_Excerpted data_:
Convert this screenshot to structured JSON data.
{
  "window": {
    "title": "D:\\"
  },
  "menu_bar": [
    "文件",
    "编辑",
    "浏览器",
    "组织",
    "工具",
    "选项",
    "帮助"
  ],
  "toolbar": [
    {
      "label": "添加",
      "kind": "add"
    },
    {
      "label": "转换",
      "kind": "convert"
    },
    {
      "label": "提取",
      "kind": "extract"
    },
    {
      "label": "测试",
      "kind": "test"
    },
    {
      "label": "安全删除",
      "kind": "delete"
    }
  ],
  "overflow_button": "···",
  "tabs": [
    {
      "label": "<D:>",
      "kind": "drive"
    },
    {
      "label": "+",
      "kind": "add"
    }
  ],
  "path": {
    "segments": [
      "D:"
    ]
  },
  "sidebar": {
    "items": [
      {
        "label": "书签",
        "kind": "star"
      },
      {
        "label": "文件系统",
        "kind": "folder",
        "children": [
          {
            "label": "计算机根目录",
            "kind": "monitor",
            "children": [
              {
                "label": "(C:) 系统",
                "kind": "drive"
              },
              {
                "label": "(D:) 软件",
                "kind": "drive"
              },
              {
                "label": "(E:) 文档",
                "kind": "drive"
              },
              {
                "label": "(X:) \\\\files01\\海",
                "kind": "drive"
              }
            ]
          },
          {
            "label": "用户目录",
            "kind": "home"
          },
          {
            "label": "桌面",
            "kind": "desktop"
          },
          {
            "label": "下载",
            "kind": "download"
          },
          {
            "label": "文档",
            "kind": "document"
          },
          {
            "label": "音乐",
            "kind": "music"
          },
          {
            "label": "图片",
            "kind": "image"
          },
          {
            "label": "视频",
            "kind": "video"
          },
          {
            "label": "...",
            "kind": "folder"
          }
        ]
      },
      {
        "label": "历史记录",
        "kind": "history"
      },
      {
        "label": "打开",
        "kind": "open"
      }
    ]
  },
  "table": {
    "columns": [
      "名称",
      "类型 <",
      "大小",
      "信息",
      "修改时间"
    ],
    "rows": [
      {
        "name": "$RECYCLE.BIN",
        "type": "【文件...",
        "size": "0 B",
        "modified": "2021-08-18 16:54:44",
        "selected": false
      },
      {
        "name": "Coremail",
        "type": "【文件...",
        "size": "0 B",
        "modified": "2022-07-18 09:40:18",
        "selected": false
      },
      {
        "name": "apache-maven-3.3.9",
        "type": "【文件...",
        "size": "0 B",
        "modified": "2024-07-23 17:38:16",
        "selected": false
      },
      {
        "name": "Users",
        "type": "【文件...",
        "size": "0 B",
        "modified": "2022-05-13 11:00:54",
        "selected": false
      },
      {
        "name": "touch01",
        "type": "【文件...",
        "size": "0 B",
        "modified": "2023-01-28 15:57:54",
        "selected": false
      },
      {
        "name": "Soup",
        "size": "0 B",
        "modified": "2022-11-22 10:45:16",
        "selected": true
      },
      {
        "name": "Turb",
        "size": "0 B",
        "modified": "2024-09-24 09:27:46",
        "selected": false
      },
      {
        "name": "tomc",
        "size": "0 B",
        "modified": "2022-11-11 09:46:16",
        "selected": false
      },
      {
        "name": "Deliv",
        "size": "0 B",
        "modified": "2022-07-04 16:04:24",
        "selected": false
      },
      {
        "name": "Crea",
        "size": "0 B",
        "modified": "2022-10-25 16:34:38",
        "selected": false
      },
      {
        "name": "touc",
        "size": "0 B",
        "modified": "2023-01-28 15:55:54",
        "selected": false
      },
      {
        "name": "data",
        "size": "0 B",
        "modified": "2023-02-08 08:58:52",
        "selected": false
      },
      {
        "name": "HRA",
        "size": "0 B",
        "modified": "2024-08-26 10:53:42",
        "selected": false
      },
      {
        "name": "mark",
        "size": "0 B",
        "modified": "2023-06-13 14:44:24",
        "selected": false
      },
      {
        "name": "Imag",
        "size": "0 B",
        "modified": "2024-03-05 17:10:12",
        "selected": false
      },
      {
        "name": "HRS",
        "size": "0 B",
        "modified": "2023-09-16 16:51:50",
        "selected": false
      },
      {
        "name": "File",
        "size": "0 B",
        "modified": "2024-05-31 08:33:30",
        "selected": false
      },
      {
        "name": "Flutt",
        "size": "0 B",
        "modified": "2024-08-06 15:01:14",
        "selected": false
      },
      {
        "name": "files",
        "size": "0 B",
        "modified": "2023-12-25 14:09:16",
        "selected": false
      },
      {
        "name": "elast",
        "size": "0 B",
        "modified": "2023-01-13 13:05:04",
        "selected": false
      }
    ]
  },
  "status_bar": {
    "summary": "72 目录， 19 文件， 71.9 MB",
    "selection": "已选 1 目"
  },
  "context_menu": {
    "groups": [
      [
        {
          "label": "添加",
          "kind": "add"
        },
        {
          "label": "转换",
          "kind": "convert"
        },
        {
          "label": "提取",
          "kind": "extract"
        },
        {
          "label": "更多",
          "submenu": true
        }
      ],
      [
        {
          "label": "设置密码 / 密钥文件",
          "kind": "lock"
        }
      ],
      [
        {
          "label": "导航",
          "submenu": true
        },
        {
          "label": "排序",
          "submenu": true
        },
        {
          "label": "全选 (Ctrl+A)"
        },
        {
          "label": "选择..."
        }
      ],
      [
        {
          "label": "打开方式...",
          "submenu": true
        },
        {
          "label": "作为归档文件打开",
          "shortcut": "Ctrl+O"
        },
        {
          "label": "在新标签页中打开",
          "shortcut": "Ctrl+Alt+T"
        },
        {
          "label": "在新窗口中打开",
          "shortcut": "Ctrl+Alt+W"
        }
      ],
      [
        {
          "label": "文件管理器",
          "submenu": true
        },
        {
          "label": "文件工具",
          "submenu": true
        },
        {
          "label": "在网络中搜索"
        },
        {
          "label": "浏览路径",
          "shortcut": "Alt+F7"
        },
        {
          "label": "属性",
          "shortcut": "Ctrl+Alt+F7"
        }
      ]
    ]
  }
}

_Written instruction_: Give the records above again, word for word.

_Worked solution_:
Convert this screenshot to structured JSON data.
{
  "window": {
    "title": "D:\\"
  },
  "menu_bar": [
    "文件",
    "编辑",
    "浏览器",
    "组织",
    "工具",
    "选项",
    "帮助"
  ],
  "toolbar": [
    {
      "label": "添加",
      "kind": "add"
    },
    {
      "label": "转换",
      "kind": "convert"
    },
    {
      "label": "提取",
      "kind": "extract"
    },
    {
      "label": "测试",
      "kind": "test"
    },
    {
      "label": "安全删除",
      "kind": "delete"
    }
  ],
  "overflow_button": "···",
  "tabs": [
    {
      "label": "<D:>",
      "kind": "drive"
    },
    {
      "label": "+",
      "kind": "add"
    }
  ],
  "path": {
    "segments": [
      "D:"
    ]
  },
  "sidebar": {
    "items": [
      {
        "label": "书签",
        "kind": "star"
      },
      {
        "label": "文件系统",
        "kind": "folder",
        "children": [
          {
            "label": "计算机根目录",
            "kind": "monitor",
            "children": [
              {
                "label": "(C:) 系统",
                "kind": "drive"
              },
              {
                "label": "(D:) 软件",
                "kind": "drive"
              },
              {
                "label": "(E:) 文档",
                "kind": "drive"
              },
              {
                "label": "(X:) \\\\files01\\海",
                "kind": "drive"
              }
            ]
          },
          {
            "label": "用户目录",
            "kind": "home"
          },
          {
            "label": "桌面",
            "kind": "desktop"
          },
          {
            "label": "下载",
            "kind": "download"
          },
          {
            "label": "文档",
            "kind": "document"
          },
          {
            "label": "音乐",
            "kind": "music"
          },
          {
            "label": "图片",
            "kind": "image"
          },
          {
            "label": "视频",
            "kind": "video"
          },
          {
            "label": "...",
            "kind": "folder"
          }
        ]
      },
      {
        "label": "历史记录",
        "kind": "history"
      },
      {
        "label": "打开",
        "kind": "open"
      }
    ]
  },
  "table": {
    "columns": [
      "名称",
      "类型 <",
      "大小",
      "信息",
      "修改时间"
    ],
    "rows": [
      {
        "name": "$RECYCLE.BIN",
        "type": "【文件...",
        "size": "0 B",
        "modified": "2021-08-18 16:54:44",
        "selected": false
      },
      {
        "name": "Coremail",
        "type": "【文件...",
        "size": "0 B",
        "modified": "2022-07-18 09:40:18",
        "selected": false
      },
      {
        "name": "apache-maven-3.3.9",
        "type": "【文件...",
        "size": "0 B",
        "modified": "2024-07-23 17:38:16",
        "selected": false
      },
      {
        "name": "Users",
        "type": "【文件...",
        "size": "0 B",
        "modified": "2022-05-13 11:00:54",
        "selected": false
      },
      {
        "name": "touch01",
        "type": "【文件...",
        "size": "0 B",
        "modified": "2023-01-28 15:57:54",
        "selected": false
      },
      {
        "name": "Soup",
        "size": "0 B",
        "modified": "2022-11-22 10:45:16",
        "selected": true
      },
      {
        "name": "Turb",
        "size": "0 B",
        "modified": "2024-09-24 09:27:46",
        "selected": false
      },
      {
        "name": "tomc",
        "size": "0 B",
        "modified": "2022-11-11 09:46:16",
        "selected": false
      },
      {
        "name": "Deliv",
        "size": "0 B",
        "modified": "2022-07-04 16:04:24",
        "selected": false
      },
      {
        "name": "Crea",
        "size": "0 B",
        "modified": "2022-10-25 16:34:38",
        "selected": false
      },
      {
        "name": "touc",
        "size": "0 B",
        "modified": "2023-01-28 15:55:54",
        "selected": false
      },
      {
        "name": "data",
        "size": "0 B",
        "modified": "2023-02-08 08:58:52",
        "selected": false
      },
      {
        "name": "HRA",
        "size": "0 B",
        "modified": "2024-08-26 10:53:42",
        "selected": false
      },
      {
        "name": "mark",
        "size": "0 B",
        "modified": "2023-06-13 14:44:24",
        "selected": false
      },
      {
        "name": "Imag",
        "size": "0 B",
        "modified": "2024-03-05 17:10:12",
        "selected": false
      },
      {
        "name": "HRS",
        "size": "0 B",
        "modified": "2023-09-16 16:51:50",
        "selected": false
      },
      {
        "name": "File",
        "size": "0 B",
        "modified": "2024-05-31 08:33:30",
        "selected": false
      },
      {
        "name": "Flutt",
        "size": "0 B",
        "modified": "2024-08-06 15:01:14",
        "selected": false
      },
      {
        "name": "files",
        "size": "0 B",
        "modified": "2023-12-25 14:09:16",
        "selected": false
      },
      {
        "name": "elast",
        "size": "0 B",
        "modified": "2023-01-13 13:05:04",
        "selected": false
      }
    ]
  },
  "status_bar": {
    "summary": "72 目录， 19 文件， 71.9 MB",
    "selection": "已选 1 目"
  },
  "context_menu": {
    "groups": [
      [
        {
          "label": "添加",
          "kind": "add"
        },
        {
          "label": "转换",
          "kind": "convert"
        },
        {
          "label": "提取",
          "kind": "extract"
        },
        {
          "label": "更多",
          "submenu": true
        }
      ],
      [
        {
          "label": "设置密码 / 密钥文件",
          "kind": "lock"
        }
      ],
      [
        {
          "label": "导航",
          "submenu": true
        },
        {
          "label": "排序",
          "submenu": true
        },
        {
          "label": "全选 (Ctrl+A)"
        },
        {
          "label": "选择..."
        }
      ],
      [
        {
          "label": "打开方式...",
          "submenu": true
        },
        {
          "label": "作为归档文件打开",
          "shortcut": "Ctrl+O"
        },
        {
          "label": "在新标签页中打开",
          "shortcut": "Ctrl+Alt+T"
        },
        {
          "label": "在新窗口中打开",
          "shortcut": "Ctrl+Alt+W"
        }
      ],
      [
        {
          "label": "文件管理器",
          "submenu": true
        },
        {
          "label": "文件工具",
          "submenu": true
        },
        {
          "label": "在网络中搜索"
        },
        {
          "label": "浏览路径",
          "shortcut": "Alt+F7"
        },
        {
          "label": "属性",
          "shortcut": "Ctrl+Alt+F7"
        }
      ]
    ]
  }
}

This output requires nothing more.